Stated task: Present the following entries again, word for word and in full.

Data entries for graphics
..........

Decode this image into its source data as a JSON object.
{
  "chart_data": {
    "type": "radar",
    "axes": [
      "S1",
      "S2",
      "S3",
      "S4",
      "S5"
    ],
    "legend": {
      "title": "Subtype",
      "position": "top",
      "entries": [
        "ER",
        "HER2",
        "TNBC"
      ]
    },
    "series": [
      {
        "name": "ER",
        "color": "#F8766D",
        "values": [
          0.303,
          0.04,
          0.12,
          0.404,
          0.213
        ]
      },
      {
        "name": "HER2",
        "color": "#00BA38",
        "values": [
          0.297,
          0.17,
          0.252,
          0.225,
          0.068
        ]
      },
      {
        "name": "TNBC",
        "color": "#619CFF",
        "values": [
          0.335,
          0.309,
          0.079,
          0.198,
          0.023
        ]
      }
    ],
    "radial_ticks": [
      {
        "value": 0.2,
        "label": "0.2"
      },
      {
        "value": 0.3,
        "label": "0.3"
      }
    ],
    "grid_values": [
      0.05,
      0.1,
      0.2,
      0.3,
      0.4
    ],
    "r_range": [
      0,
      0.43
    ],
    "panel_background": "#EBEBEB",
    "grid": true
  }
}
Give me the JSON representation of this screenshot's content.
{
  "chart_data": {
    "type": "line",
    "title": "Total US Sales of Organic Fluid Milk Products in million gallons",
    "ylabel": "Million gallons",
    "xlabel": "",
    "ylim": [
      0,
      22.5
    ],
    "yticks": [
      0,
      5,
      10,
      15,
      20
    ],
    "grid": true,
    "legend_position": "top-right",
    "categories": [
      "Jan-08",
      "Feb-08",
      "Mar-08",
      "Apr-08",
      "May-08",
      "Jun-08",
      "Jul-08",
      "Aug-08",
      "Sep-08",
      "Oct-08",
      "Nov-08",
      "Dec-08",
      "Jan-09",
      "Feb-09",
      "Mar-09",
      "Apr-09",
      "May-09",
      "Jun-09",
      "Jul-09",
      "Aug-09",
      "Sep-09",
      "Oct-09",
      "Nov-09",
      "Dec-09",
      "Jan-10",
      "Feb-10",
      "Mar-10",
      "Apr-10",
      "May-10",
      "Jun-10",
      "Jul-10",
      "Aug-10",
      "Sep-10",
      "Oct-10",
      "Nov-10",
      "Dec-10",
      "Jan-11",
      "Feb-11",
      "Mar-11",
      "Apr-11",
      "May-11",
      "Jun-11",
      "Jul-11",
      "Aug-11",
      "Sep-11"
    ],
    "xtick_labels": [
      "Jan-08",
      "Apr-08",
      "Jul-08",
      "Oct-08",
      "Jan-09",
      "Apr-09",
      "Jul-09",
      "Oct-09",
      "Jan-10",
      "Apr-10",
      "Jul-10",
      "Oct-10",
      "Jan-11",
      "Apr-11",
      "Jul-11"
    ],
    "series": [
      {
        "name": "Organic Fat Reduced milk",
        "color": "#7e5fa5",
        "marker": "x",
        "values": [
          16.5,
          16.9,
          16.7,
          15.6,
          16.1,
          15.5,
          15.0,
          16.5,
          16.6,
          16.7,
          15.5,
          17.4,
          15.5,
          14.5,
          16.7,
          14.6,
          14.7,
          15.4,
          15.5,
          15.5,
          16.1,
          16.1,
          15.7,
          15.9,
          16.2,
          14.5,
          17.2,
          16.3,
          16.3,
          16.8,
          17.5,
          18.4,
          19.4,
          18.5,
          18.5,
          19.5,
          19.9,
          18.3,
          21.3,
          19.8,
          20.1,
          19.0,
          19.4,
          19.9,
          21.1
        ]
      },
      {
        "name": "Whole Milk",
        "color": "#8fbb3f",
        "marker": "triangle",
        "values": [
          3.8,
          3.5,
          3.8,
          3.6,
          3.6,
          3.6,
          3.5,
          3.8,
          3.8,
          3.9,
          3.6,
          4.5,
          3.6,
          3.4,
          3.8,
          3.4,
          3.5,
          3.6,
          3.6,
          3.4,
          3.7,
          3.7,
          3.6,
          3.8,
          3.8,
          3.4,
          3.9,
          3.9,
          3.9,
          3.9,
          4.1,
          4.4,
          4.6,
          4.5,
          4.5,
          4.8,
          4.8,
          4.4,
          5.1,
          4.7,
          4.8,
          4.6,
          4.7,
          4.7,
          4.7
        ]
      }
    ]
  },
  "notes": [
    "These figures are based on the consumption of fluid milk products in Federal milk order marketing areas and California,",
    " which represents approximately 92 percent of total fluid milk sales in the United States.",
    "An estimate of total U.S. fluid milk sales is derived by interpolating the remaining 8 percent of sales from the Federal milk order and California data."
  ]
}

..........

Completed exercise:
Decode this image into its source data as a JSON object.
{
  "chart_data": {
    "type": "radar",
    "axes": [
      "S1",
      "S2",
      "S3",
      "S4",
      "S5"
    ],
    "legend": {
      "title": "Subtype",
      "position": "top",
      "entries": [
        "ER",
        "HER2",
        "TNBC"
      ]
    },
    "series": [
      {
        "name": "ER",
        "color": "#F8766D",
        "values": [
          0.303,
          0.04,
          0.12,
          0.404,
          0.213
        ]
      },
      {
        "name": "HER2",
        "color": "#00BA38",
        "values": [
          0.297,
          0.17,
          0.252,
          0.225,
          0.068
        ]
      },
      {
        "name": "TNBC",
        "color": "#619CFF",
        "values": [
          0.335,
          0.309,
          0.079,
          0.198,
          0.023
        ]
      }
    ],
    "radial_ticks": [
      {
        "value": 0.2,
        "label": "0.2"
      },
      {
        "value": 0.3,
        "label": "0.3"
      }
    ],
    "grid_values": [
      0.05,
      0.1,
      0.2,
      0.3,
      0.4
    ],
    "r_range": [
      0,
      0.43
    ],
    "panel_background": "#EBEBEB",
    "grid": true
  }
}
Give me the JSON representation of this screenshot's content.
{
  "chart_data": {
    "type": "line",
    "title": "Total US Sales of Organic Fluid Milk Products in million gallons",
    "ylabel": "Million gallons",
    "xlabel": "",
    "ylim": [
      0,
      22.5
    ],
    "yticks": [
      0,
      5,
      10,
      15,
      20
    ],
    "grid": true,
    "legend_position": "top-right",
    "categories": [
      "Jan-08",
      "Feb-08",
      "Mar-08",
      "Apr-08",
      "May-08",
      "Jun-08",
      "Jul-08",
      "Aug-08",
      "Sep-08",
      "Oct-08",
      "Nov-08",
      "Dec-08",
      "Jan-09",
      "Feb-09",
      "Mar-09",
      "Apr-09",
      "May-09",
      "Jun-09",
      "Jul-09",
      "Aug-09",
      "Sep-09",
      "Oct-09",
      "Nov-09",
      "Dec-09",
      "Jan-10",
      "Feb-10",
      "Mar-10",
      "Apr-10",
      "May-10",
      "Jun-10",
      "Jul-10",
      "Aug-10",
      "Sep-10",
      "Oct-10",
      "Nov-10",
      "Dec-10",
      "Jan-11",
      "Feb-11",
      "Mar-11",
      "Apr-11",
      "May-11",
      "Jun-11",
      "Jul-11",
      "Aug-11",
      "Sep-11"
    ],
    "xtick_labels": [
      "Jan-08",
      "Apr-08",
      "Jul-08",
      "Oct-08",
      "Jan-09",
      "Apr-09",
      "Jul-09",
      "Oct-09",
      "Jan-10",
      "Apr-10",
      "Jul-10",
      "Oct-10",
      "Jan-11",
      "Apr-11",
      "Jul-11"
    ],
    "series": [
      {
        "name": "Organic Fat Reduced milk",
        "color": "#7e5fa5",
        "marker": "x",
        "values": [
          16.5,
          16.9,
          16.7,
          15.6,
          16.1,
          15.5,
          15.0,
          16.5,
          16.6,
          16.7,
          15.5,
          17.4,
          15.5,
          14.5,
          16.7,
          14.6,
          14.7,
          15.4,
          15.5,
          15.5,
          16.1,
          16.1,
          15.7,
          15.9,
          16.2,
          14.5,
          17.2,
          16.3,
          16.3,
          16.8,
          17.5,
          18.4,
          19.4,
          18.5,
          18.5,
          19.5,
          19.9,
          18.3,
          21.3,
          19.8,
          20.1,
          19.0,
          19.4,
          19.9,
          21.1
        ]
      },
      {
        "name": "Whole Milk",
        "color": "#8fbb3f",
        "marker": "triangle",
        "values": [
          3.8,
          3.5,
          3.8,
          3.6,
          3.6,
          3.6,
          3.5,
          3.8,
          3.8,
          3.9,
          3.6,
          4.5,
          3.6,
          3.4,
          3.8,
          3.4,
          3.5,
          3.6,
          3.6,
          3.4,
          3.7,
          3.7,
          3.6,
          3.8,
          3.8,
          3.4,
          3.9,
          3.9,
          3.9,
          3.9,
          4.1,
          4.4,
          4.6,
          4.5,
          4.5,
          4.8,
          4.8,
          4.4,
          5.1,
          4.7,
          4.8,
          4.6,
          4.7,
          4.7,
          4.7
        ]
      }
    ]
  },
  "notes": [
    "These figures are based on the consumption of fluid milk products in Federal milk order marketing areas and California,",
    " which represents approximately 92 percent of total fluid milk sales in the United States.",
    "An estimate of total U.S. fluid milk sales is derived by interpolating the remaining 8 percent of sales from the Federal milk order and California data."
  ]
}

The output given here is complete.